**TASK GOAL:**
Can all of these lines be returned exactly?

···

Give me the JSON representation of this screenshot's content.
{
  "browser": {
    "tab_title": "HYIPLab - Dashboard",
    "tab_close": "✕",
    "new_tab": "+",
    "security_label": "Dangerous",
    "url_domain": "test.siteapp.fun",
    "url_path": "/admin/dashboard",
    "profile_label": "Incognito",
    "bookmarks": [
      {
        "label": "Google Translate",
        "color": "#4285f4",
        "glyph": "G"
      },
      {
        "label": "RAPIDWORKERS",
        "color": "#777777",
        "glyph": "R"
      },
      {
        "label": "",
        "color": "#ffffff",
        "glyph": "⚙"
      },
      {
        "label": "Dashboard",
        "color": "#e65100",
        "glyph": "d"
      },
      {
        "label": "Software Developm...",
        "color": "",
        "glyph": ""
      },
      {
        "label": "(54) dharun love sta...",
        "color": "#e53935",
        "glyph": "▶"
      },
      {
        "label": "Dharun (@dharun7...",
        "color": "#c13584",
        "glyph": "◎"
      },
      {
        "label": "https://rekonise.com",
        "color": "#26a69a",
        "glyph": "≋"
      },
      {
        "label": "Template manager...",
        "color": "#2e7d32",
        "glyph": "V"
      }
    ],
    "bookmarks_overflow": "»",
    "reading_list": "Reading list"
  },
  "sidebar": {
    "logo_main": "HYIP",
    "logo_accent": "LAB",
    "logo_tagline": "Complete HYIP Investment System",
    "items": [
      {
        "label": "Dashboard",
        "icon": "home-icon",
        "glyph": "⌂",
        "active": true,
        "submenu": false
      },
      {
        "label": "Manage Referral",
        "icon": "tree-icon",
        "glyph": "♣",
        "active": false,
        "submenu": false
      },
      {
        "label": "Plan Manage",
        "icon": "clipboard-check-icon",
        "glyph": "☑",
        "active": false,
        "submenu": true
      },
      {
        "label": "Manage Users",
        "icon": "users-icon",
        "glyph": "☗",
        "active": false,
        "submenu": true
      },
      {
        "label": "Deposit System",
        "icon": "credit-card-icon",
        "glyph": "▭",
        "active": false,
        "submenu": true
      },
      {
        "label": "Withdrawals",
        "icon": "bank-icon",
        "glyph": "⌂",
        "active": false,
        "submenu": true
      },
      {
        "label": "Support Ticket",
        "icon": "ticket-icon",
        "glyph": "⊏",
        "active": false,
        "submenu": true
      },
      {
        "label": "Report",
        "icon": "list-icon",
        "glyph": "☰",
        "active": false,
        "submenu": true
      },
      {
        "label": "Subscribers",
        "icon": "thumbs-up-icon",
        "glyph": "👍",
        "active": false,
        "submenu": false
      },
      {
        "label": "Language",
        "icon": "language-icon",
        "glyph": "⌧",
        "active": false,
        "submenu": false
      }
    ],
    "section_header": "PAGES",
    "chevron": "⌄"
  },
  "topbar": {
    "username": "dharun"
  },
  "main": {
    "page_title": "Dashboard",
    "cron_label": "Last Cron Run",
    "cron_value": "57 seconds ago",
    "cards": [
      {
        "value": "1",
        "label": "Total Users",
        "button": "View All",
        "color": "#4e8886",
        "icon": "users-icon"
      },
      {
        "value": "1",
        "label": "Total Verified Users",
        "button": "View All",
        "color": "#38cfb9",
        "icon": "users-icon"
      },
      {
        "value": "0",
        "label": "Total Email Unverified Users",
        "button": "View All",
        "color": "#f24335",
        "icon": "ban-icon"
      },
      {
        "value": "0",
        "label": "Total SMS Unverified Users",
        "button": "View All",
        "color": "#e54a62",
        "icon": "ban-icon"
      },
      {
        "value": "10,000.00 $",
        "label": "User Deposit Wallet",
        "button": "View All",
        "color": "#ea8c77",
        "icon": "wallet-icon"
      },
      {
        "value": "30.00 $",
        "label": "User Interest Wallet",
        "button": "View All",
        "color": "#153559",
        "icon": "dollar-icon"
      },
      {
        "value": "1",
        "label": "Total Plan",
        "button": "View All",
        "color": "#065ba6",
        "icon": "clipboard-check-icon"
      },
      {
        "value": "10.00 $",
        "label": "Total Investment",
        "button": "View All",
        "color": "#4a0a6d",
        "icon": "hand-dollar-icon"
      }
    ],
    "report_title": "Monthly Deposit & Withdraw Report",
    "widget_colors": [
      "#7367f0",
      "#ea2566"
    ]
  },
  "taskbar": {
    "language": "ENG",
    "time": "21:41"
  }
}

···

**RESULT FOR THIS EXERCISE:**
Give me the JSON representation of this screenshot's content.
{
  "browser": {
    "tab_title": "HYIPLab - Dashboard",
    "tab_close": "✕",
    "new_tab": "+",
    "security_label": "Dangerous",
    "url_domain": "test.siteapp.fun",
    "url_path": "/admin/dashboard",
    "profile_label": "Incognito",
    "bookmarks": [
      {
        "label": "Google Translate",
        "color": "#4285f4",
        "glyph": "G"
      },
      {
        "label": "RAPIDWORKERS",
        "color": "#777777",
        "glyph": "R"
      },
      {
        "label": "",
        "color": "#ffffff",
        "glyph": "⚙"
      },
      {
        "label": "Dashboard",
        "color": "#e65100",
        "glyph": "d"
      },
      {
        "label": "Software Developm...",
        "color": "",
        "glyph": ""
      },
      {
        "label": "(54) dharun love sta...",
        "color": "#e53935",
        "glyph": "▶"
      },
      {
        "label": "Dharun (@dharun7...",
        "color": "#c13584",
        "glyph": "◎"
      },
      {
        "label": "https://rekonise.com",
        "color": "#26a69a",
        "glyph": "≋"
      },
      {
        "label": "Template manager...",
        "color": "#2e7d32",
        "glyph": "V"
      }
    ],
    "bookmarks_overflow": "»",
    "reading_list": "Reading list"
  },
  "sidebar": {
    "logo_main": "HYIP",
    "logo_accent": "LAB",
    "logo_tagline": "Complete HYIP Investment System",
    "items": [
      {
        "label": "Dashboard",
        "icon": "home-icon",
        "glyph": "⌂",
        "active": true,
        "submenu": false
      },
      {
        "label": "Manage Referral",
        "icon": "tree-icon",
        "glyph": "♣",
        "active": false,
        "submenu": false
      },
      {
        "label": "Plan Manage",
        "icon": "clipboard-check-icon",
        "glyph": "☑",
        "active": false,
        "submenu": true
      },
      {
        "label": "Manage Users",
        "icon": "users-icon",
        "glyph": "☗",
        "active": false,
        "submenu": true
      },
      {
        "label": "Deposit System",
        "icon": "credit-card-icon",
        "glyph": "▭",
        "active": false,
        "submenu": true
      },
      {
        "label": "Withdrawals",
        "icon": "bank-icon",
        "glyph": "⌂",
        "active": false,
        "submenu": true
      },
      {
        "label": "Support Ticket",
        "icon": "ticket-icon",
        "glyph": "⊏",
        "active": false,
        "submenu": true
      },
      {
        "label": "Report",
        "icon": "list-icon",
        "glyph": "☰",
        "active": false,
        "submenu": true
      },
      {
        "label": "Subscribers",
        "icon": "thumbs-up-icon",
        "glyph": "👍",
        "active": false,
        "submenu": false
      },
      {
        "label": "Language",
        "icon": "language-icon",
        "glyph": "⌧",
        "active": false,
        "submenu": false
      }
    ],
    "section_header": "PAGES",
    "chevron": "⌄"
  },
  "topbar": {
    "username": "dharun"
  },
  "main": {
    "page_title": "Dashboard",
    "cron_label": "Last Cron Run",
    "cron_value": "57 seconds ago",
    "cards": [
      {
        "value": "1",
        "label": "Total Users",
        "button": "View All",
        "color": "#4e8886",
        "icon": "users-icon"
      },
      {
        "value": "1",
        "label": "Total Verified Users",
        "button": "View All",
        "color": "#38cfb9",
        "icon": "users-icon"
      },
      {
        "value": "0",
        "label": "Total Email Unverified Users",
        "button": "View All",
        "color": "#f24335",
        "icon": "ban-icon"
      },
      {
        "value": "0",
        "label": "Total SMS Unverified Users",
        "button": "View All",
        "color": "#e54a62",
        "icon": "ban-icon"
      },
      {
        "value": "10,000.00 $",
        "label": "User Deposit Wallet",
        "button": "View All",
        "color": "#ea8c77",
        "icon": "wallet-icon"
      },
      {
        "value": "30.00 $",
        "label": "User Interest Wallet",
        "button": "View All",
        "color": "#153559",
        "icon": "dollar-icon"
      },
      {
        "value": "1",
        "label": "Total Plan",
        "button": "View All",
        "color": "#065ba6",
        "icon": "clipboard-check-icon"
      },
      {
        "value": "10.00 $",
        "label": "Total Investment",
        "button": "View All",
        "color": "#4a0a6d",
        "icon": "hand-dollar-icon"
      }
    ],
    "report_title": "Monthly Deposit & Withdraw Report",
    "widget_colors": [
      "#7367f0",
      "#ea2566"
    ]
  },
  "taskbar": {
    "language": "ENG",
    "time": "21:41"
  }
}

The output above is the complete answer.